> _Material provided_:
• • • • • • •

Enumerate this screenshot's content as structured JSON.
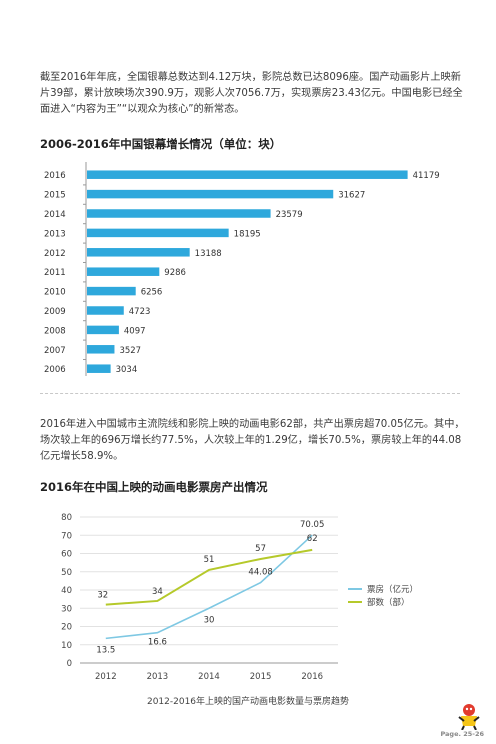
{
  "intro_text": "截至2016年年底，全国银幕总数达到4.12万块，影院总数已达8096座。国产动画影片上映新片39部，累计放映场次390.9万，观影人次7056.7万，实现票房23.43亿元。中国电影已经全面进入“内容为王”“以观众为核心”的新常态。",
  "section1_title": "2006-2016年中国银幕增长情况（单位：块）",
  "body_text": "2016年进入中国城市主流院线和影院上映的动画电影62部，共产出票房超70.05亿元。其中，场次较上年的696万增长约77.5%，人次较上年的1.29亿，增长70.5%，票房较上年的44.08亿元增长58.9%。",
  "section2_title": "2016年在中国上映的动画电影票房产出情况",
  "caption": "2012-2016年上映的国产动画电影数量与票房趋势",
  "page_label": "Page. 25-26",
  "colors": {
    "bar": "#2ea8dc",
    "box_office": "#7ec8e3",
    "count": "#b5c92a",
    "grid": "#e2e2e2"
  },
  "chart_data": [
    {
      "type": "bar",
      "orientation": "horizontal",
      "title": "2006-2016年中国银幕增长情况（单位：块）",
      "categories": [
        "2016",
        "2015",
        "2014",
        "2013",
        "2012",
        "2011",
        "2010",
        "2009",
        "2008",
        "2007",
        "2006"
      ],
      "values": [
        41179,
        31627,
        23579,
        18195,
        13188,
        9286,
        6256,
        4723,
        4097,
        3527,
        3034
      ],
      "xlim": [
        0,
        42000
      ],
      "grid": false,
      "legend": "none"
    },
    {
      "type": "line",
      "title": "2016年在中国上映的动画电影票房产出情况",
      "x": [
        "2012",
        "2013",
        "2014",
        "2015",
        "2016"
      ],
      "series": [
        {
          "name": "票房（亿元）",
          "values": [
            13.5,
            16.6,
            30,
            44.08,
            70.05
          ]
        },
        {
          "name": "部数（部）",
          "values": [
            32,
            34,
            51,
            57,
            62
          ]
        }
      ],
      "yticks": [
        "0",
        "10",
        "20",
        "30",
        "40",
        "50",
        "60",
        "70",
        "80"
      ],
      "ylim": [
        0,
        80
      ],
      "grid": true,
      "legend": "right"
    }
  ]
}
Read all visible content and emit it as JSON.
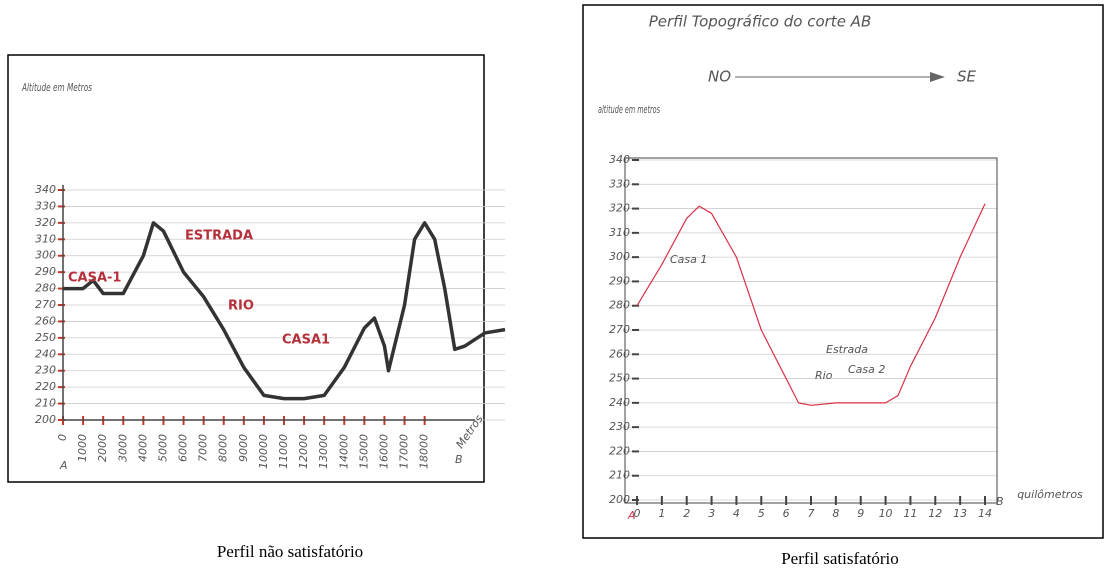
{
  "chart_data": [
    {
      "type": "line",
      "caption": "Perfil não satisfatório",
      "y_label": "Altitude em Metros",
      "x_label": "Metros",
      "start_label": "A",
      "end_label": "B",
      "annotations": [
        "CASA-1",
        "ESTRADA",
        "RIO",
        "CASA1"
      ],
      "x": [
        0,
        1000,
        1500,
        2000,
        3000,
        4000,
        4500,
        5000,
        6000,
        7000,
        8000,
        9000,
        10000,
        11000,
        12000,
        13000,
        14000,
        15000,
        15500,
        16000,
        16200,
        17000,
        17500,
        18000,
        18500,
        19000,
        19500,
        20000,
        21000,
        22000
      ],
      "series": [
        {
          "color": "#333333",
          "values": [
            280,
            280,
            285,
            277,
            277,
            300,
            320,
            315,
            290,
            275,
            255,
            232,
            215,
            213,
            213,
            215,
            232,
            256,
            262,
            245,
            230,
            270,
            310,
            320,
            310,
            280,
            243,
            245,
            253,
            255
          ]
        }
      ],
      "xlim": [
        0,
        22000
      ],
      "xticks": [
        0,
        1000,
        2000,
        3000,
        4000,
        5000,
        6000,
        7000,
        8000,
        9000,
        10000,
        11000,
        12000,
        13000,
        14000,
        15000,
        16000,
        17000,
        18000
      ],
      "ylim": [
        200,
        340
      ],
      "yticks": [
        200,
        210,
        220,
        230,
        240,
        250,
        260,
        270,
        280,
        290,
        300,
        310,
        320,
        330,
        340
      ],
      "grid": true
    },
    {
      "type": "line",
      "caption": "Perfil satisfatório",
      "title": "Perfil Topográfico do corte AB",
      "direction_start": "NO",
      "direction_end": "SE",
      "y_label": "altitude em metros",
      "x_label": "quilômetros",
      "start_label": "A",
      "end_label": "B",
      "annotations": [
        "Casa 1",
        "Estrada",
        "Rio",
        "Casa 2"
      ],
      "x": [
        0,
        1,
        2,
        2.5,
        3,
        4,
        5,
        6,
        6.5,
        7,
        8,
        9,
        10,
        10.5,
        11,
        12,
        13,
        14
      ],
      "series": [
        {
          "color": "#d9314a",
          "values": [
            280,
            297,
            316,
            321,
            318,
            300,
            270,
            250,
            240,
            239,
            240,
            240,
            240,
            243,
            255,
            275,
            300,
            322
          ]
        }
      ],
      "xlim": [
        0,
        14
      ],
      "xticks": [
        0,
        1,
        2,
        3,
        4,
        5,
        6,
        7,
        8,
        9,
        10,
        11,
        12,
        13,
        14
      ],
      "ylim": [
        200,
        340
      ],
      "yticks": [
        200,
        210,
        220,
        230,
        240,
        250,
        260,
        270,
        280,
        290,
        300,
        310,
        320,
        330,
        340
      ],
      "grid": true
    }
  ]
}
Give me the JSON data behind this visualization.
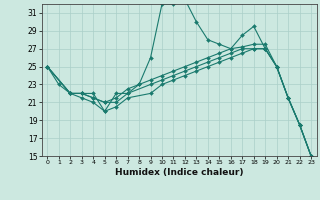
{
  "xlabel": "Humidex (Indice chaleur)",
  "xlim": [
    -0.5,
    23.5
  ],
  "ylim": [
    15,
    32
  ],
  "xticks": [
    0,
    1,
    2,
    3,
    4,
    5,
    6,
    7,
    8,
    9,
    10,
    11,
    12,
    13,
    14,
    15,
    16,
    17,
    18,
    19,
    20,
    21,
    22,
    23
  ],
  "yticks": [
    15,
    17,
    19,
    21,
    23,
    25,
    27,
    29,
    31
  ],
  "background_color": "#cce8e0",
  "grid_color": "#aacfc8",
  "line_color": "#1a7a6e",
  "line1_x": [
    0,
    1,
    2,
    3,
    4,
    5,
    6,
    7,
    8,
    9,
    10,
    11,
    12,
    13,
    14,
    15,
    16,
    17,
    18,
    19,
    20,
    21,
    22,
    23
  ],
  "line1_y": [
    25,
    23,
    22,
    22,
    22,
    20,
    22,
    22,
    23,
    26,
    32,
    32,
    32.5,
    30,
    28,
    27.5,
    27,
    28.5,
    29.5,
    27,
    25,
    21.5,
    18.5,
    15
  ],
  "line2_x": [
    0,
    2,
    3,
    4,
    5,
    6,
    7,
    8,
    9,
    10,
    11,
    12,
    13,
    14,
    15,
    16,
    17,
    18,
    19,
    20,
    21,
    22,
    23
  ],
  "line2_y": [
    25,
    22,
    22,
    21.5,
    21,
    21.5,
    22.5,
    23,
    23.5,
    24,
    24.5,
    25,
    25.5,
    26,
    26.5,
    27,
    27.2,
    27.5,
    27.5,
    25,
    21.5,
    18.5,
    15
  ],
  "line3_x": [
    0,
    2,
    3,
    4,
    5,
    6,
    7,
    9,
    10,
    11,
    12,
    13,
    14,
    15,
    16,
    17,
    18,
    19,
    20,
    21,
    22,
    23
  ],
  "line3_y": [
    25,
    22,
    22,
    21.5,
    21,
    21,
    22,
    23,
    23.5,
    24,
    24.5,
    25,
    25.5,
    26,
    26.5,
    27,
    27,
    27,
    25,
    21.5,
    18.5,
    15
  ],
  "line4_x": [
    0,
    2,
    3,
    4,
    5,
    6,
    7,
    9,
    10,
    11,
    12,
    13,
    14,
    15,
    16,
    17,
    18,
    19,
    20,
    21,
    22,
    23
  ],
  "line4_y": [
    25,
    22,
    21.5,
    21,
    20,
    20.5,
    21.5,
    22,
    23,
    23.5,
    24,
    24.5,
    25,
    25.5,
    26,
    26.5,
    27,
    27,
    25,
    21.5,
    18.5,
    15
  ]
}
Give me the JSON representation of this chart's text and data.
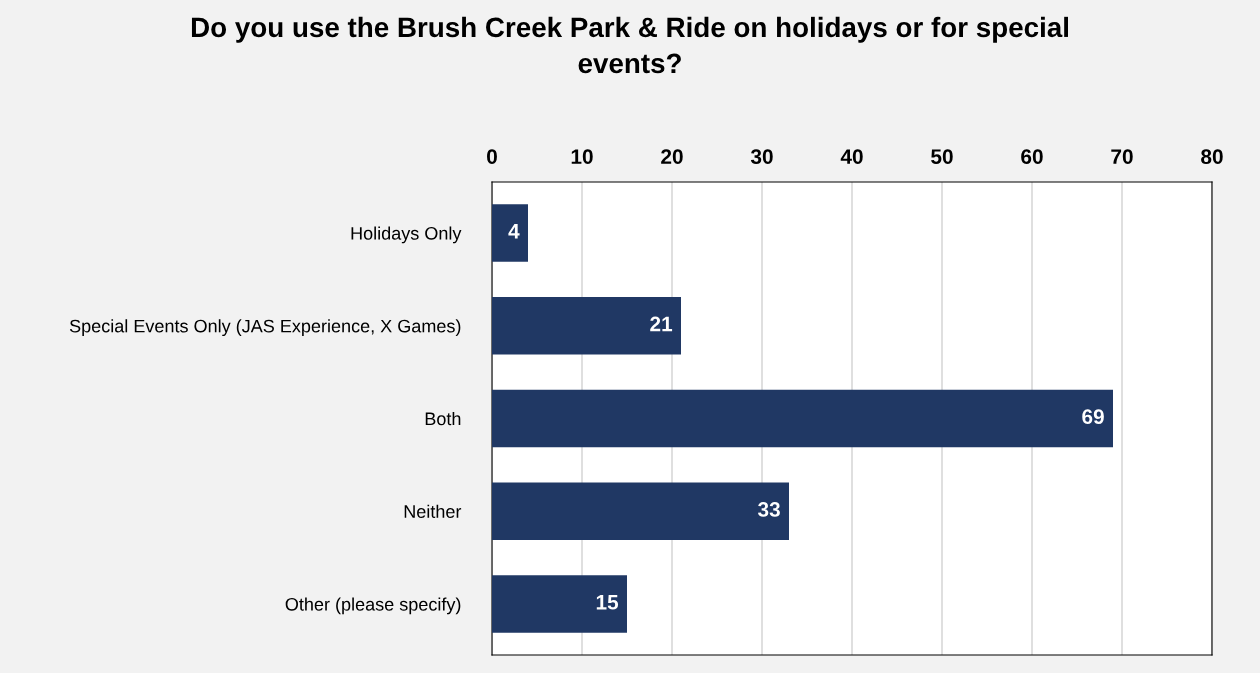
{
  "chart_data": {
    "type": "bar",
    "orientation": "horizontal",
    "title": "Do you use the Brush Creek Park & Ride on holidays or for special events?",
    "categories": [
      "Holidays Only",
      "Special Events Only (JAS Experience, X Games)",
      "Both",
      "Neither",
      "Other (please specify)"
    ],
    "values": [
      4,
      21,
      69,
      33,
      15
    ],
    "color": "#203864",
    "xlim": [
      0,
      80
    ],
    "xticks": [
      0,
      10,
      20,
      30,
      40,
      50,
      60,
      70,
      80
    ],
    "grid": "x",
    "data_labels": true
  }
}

• • • • • • •

> _Stated goal_:
Where a line holds "orientation", copy it out.

> _Task answer_:
      "orientation": "horizontal",
    "orientation": "horizontal",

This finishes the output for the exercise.